Rewrite the lines from the line with "Wedge shape — [242, 43, 312, 210]" up to and including the line with "Wedge shape — [312, 43, 479, 308]", replacing "Wedge shape" with "Pie slice" and keeping everything else the same.

Layout annotation records:
....

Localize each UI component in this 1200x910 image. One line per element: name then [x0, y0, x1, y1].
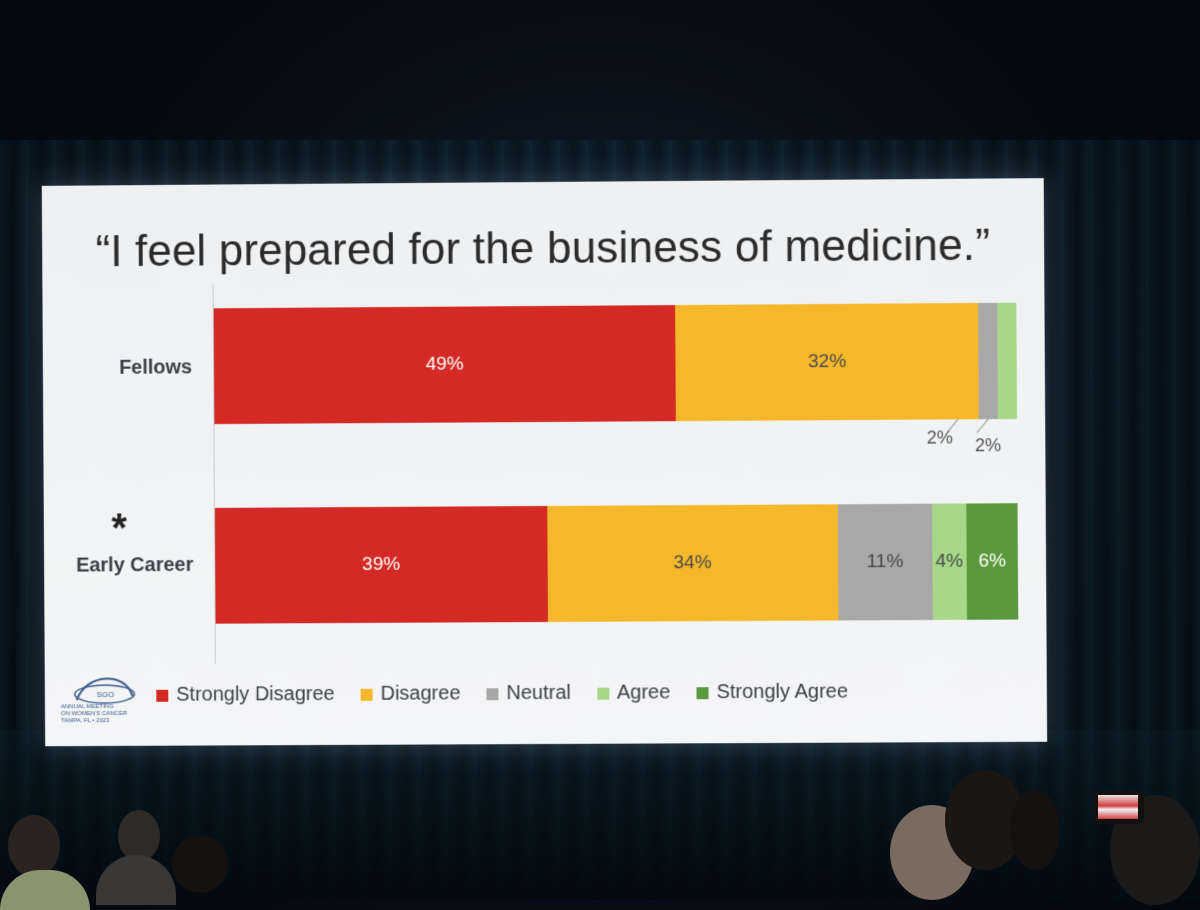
legend-item-neutral: Neutral [486, 682, 571, 705]
bar-segment-fellows-agree [997, 303, 1017, 419]
significance-asterisk: * [111, 506, 127, 551]
bar-early-career: 39% 34% 11% 4% 6% [215, 503, 1018, 623]
projection-screen: “I feel prepared for the business of med… [42, 178, 1047, 746]
logo-caption: ANNUAL MEETING ON WOMEN'S CANCER TAMPA, … [61, 704, 145, 725]
data-label-early-career-disagree: 34% [673, 552, 711, 574]
audience-head [172, 835, 228, 893]
chart-title: “I feel prepared for the business of med… [42, 220, 1044, 277]
data-label-early-career-strongly-disagree: 39% [362, 554, 400, 576]
logo-mark-text: SGO [97, 690, 115, 699]
legend-label: Disagree [380, 682, 460, 705]
legend-label: Strongly Agree [716, 681, 848, 705]
bar-segment-early-career-agree: 4% [932, 504, 967, 620]
legend-swatch [156, 689, 168, 701]
legend-item-strongly-disagree: Strongly Disagree [156, 683, 334, 707]
category-label-early-career: Early Career [44, 554, 193, 578]
legend-swatch [486, 688, 498, 700]
bar-segment-fellows-neutral [978, 303, 998, 419]
bar-segment-early-career-disagree: 34% [547, 504, 838, 622]
bar-segment-early-career-neutral: 11% [838, 504, 933, 621]
legend-swatch [696, 687, 708, 699]
data-label-fellows-disagree: 32% [808, 351, 846, 373]
audience-head [8, 815, 60, 877]
phone-screen [1098, 795, 1138, 819]
legend-item-strongly-agree: Strongly Agree [696, 681, 848, 705]
leader-line-agree [977, 419, 989, 434]
logo-caption-line: TAMPA, FL • 2023 [61, 718, 145, 725]
data-label-early-career-strongly-agree: 6% [978, 550, 1006, 572]
category-label-fellows: Fellows [43, 356, 192, 380]
data-label-early-career-agree: 4% [935, 551, 963, 573]
legend: Strongly Disagree Disagree Neutral Agree… [156, 681, 848, 707]
legend-item-agree: Agree [597, 681, 671, 704]
legend-label: Agree [617, 681, 671, 704]
legend-label: Strongly Disagree [176, 683, 335, 707]
data-label-fellows-strongly-disagree: 49% [426, 354, 464, 376]
bar-segment-fellows-strongly-disagree: 49% [214, 305, 676, 424]
legend-label: Neutral [506, 682, 571, 705]
legend-item-disagree: Disagree [361, 682, 461, 705]
bar-segment-early-career-strongly-agree: 6% [966, 503, 1018, 620]
data-label-early-career-neutral: 11% [867, 551, 904, 573]
bar-segment-early-career-strongly-disagree: 39% [215, 506, 548, 624]
bar-segment-fellows-disagree: 32% [675, 303, 979, 421]
bar-fellows: 49% 32% [214, 303, 1017, 424]
data-label-fellows-agree: 2% [975, 435, 1001, 456]
legend-swatch [597, 687, 609, 699]
data-label-fellows-neutral: 2% [927, 427, 953, 448]
audience-head [1010, 790, 1060, 870]
legend-swatch [361, 688, 373, 700]
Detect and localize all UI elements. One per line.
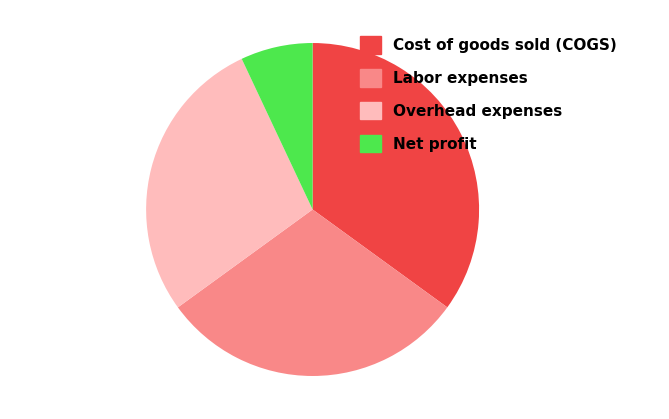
Wedge shape — [242, 43, 312, 210]
Wedge shape — [146, 59, 312, 308]
Wedge shape — [178, 210, 448, 376]
Legend: Cost of goods sold (COGS), Labor expenses, Overhead expenses, Net profit: Cost of goods sold (COGS), Labor expense… — [353, 30, 623, 158]
Wedge shape — [312, 43, 479, 308]
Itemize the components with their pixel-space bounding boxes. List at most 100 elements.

....

• Exercise output:
Pie slice — [242, 43, 312, 210]
Pie slice — [146, 59, 312, 308]
Pie slice — [178, 210, 448, 376]
Legend: Cost of goods sold (COGS), Labor expenses, Overhead expenses, Net profit: Cost of goods sold (COGS), Labor expense… — [353, 30, 623, 158]
Pie slice — [312, 43, 479, 308]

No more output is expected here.